#### GIVEN EXERCISE:
Return all of the entries exactly as written.

----

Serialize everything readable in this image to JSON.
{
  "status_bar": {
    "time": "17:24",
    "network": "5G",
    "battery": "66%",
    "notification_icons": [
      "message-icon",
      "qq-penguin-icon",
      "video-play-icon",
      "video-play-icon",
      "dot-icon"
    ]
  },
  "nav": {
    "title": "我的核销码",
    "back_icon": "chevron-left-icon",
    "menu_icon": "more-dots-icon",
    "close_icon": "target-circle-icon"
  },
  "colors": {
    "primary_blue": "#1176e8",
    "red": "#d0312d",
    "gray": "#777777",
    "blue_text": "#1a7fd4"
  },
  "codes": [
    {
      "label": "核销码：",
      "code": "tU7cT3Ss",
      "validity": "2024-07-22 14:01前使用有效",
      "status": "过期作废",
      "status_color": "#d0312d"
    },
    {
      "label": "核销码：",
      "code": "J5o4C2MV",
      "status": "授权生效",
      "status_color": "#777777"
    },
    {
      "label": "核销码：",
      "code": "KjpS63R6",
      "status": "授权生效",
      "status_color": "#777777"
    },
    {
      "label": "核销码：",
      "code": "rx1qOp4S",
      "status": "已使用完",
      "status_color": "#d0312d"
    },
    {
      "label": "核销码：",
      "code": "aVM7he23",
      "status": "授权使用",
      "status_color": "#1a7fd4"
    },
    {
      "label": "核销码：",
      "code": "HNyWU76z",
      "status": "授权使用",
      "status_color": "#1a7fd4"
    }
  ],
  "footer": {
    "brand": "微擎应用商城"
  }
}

----

#### TASK RESPONSE:
Serialize everything readable in this image to JSON.
{
  "status_bar": {
    "time": "17:24",
    "network": "5G",
    "battery": "66%",
    "notification_icons": [
      "message-icon",
      "qq-penguin-icon",
      "video-play-icon",
      "video-play-icon",
      "dot-icon"
    ]
  },
  "nav": {
    "title": "我的核销码",
    "back_icon": "chevron-left-icon",
    "menu_icon": "more-dots-icon",
    "close_icon": "target-circle-icon"
  },
  "colors": {
    "primary_blue": "#1176e8",
    "red": "#d0312d",
    "gray": "#777777",
    "blue_text": "#1a7fd4"
  },
  "codes": [
    {
      "label": "核销码：",
      "code": "tU7cT3Ss",
      "validity": "2024-07-22 14:01前使用有效",
      "status": "过期作废",
      "status_color": "#d0312d"
    },
    {
      "label": "核销码：",
      "code": "J5o4C2MV",
      "status": "授权生效",
      "status_color": "#777777"
    },
    {
      "label": "核销码：",
      "code": "KjpS63R6",
      "status": "授权生效",
      "status_color": "#777777"
    },
    {
      "label": "核销码：",
      "code": "rx1qOp4S",
      "status": "已使用完",
      "status_color": "#d0312d"
    },
    {
      "label": "核销码：",
      "code": "aVM7he23",
      "status": "授权使用",
      "status_color": "#1a7fd4"
    },
    {
      "label": "核销码：",
      "code": "HNyWU76z",
      "status": "授权使用",
      "status_color": "#1a7fd4"
    }
  ],
  "footer": {
    "brand": "微擎应用商城"
  }
}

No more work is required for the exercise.